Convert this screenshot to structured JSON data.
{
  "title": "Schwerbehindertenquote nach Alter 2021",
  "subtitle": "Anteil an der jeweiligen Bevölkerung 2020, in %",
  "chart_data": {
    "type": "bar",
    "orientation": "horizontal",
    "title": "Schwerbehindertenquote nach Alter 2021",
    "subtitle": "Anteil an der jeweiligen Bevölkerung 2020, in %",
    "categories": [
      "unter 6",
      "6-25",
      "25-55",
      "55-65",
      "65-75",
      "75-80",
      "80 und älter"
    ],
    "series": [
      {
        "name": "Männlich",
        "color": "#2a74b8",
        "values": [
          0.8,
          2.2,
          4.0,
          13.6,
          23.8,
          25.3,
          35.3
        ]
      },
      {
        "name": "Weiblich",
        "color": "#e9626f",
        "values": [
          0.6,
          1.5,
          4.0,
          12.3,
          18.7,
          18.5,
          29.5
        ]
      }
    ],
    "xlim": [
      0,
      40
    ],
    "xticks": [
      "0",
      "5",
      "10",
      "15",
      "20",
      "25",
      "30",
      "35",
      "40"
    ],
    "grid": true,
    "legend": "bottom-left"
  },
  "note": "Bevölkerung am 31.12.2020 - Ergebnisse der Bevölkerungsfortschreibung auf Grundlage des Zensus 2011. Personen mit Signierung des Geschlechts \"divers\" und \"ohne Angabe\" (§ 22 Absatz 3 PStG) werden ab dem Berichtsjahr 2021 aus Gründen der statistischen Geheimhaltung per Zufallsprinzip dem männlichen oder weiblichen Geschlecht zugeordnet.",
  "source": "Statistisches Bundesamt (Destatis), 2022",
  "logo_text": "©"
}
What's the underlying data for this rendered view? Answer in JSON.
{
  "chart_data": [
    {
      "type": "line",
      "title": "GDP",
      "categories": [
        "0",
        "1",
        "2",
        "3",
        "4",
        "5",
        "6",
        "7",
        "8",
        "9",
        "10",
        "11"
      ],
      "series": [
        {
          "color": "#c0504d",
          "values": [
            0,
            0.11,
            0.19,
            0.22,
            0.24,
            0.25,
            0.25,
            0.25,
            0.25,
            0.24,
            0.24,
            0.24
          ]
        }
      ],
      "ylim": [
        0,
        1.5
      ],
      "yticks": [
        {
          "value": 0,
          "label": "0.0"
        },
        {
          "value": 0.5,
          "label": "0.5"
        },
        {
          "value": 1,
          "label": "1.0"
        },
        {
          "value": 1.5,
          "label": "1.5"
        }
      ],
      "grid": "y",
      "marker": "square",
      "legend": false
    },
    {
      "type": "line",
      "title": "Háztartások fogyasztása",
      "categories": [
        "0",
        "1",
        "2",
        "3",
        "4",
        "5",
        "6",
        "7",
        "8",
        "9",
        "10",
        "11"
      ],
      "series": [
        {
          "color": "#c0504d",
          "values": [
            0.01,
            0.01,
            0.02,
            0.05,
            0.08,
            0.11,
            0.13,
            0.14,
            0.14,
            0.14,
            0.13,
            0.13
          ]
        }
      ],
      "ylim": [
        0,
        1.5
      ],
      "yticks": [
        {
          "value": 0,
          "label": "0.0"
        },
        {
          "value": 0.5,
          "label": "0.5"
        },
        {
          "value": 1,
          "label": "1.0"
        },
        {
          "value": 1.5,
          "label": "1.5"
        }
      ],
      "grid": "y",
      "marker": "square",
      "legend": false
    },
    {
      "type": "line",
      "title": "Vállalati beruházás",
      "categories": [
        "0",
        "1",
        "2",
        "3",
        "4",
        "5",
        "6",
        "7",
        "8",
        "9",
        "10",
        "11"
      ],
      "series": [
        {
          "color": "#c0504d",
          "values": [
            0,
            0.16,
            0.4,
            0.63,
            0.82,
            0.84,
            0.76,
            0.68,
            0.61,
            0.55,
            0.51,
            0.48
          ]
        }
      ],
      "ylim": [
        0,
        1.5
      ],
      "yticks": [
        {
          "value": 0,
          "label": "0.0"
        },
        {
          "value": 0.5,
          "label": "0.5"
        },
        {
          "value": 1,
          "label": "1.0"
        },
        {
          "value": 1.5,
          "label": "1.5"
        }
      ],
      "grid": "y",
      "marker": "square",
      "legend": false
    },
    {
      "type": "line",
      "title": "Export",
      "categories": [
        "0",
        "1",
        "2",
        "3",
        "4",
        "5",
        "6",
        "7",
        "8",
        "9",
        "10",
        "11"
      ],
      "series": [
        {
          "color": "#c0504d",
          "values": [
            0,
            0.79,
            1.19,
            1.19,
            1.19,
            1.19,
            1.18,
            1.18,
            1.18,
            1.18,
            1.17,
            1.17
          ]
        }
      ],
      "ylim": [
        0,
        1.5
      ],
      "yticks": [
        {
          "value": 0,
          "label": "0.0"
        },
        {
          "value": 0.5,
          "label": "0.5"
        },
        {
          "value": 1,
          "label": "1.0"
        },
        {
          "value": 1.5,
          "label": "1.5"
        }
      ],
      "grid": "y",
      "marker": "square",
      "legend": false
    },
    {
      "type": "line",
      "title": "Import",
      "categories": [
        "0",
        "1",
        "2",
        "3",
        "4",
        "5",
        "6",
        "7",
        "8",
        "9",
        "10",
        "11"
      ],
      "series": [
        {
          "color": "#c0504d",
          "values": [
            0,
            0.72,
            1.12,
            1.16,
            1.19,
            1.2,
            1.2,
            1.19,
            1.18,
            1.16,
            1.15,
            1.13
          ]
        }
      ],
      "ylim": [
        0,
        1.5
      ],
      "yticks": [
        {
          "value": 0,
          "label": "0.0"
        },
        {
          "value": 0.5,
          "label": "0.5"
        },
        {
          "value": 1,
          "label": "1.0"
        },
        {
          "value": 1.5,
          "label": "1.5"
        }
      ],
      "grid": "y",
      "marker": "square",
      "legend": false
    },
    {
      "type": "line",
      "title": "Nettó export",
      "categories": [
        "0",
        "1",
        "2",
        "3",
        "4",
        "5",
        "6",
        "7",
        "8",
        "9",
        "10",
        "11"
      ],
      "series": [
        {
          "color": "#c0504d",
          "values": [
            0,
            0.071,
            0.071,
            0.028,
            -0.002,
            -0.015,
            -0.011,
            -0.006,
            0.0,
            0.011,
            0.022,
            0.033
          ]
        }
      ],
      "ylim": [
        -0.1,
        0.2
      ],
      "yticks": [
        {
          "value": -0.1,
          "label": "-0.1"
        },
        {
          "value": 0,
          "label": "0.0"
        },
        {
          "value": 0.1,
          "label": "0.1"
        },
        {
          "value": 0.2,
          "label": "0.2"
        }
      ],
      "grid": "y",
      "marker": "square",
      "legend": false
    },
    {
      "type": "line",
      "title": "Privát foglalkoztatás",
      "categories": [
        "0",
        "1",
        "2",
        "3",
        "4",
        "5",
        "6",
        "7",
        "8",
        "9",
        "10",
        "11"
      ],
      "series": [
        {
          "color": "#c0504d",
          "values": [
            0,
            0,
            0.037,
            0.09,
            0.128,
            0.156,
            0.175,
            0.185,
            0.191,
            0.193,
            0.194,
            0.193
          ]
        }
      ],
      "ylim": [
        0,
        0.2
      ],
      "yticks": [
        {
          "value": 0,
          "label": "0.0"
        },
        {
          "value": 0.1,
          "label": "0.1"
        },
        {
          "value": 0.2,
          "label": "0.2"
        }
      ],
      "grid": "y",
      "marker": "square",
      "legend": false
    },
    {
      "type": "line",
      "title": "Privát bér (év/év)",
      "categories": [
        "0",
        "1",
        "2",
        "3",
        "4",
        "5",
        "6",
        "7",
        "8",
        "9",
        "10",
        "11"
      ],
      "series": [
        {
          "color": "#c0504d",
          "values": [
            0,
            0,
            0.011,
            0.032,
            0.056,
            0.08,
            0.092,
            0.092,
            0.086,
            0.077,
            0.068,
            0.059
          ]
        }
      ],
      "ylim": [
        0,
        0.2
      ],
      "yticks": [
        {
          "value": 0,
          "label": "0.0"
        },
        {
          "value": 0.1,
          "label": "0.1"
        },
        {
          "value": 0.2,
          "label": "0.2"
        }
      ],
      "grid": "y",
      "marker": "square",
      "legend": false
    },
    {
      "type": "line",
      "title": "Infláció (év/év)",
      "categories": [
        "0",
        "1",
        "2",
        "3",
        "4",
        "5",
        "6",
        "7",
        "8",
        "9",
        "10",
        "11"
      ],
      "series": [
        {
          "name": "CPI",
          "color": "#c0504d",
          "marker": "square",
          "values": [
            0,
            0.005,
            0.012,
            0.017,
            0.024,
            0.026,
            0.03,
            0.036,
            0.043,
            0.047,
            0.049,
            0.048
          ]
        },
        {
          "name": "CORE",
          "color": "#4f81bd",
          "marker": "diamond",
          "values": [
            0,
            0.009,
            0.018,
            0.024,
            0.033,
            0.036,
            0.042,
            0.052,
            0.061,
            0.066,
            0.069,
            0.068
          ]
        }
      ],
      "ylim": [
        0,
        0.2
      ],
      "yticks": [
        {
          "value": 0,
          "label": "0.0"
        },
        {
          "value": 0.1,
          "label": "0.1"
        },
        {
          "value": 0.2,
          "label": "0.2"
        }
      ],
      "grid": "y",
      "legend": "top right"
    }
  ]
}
*-*-*
→ Task goal
From the listing above, collect each line in which the string "Anteil" appears.

→ Result below
  "subtitle": "Anteil an der jeweiligen Bevölkerung 2020, in %",
    "subtitle": "Anteil an der jeweiligen Bevölkerung 2020, in %",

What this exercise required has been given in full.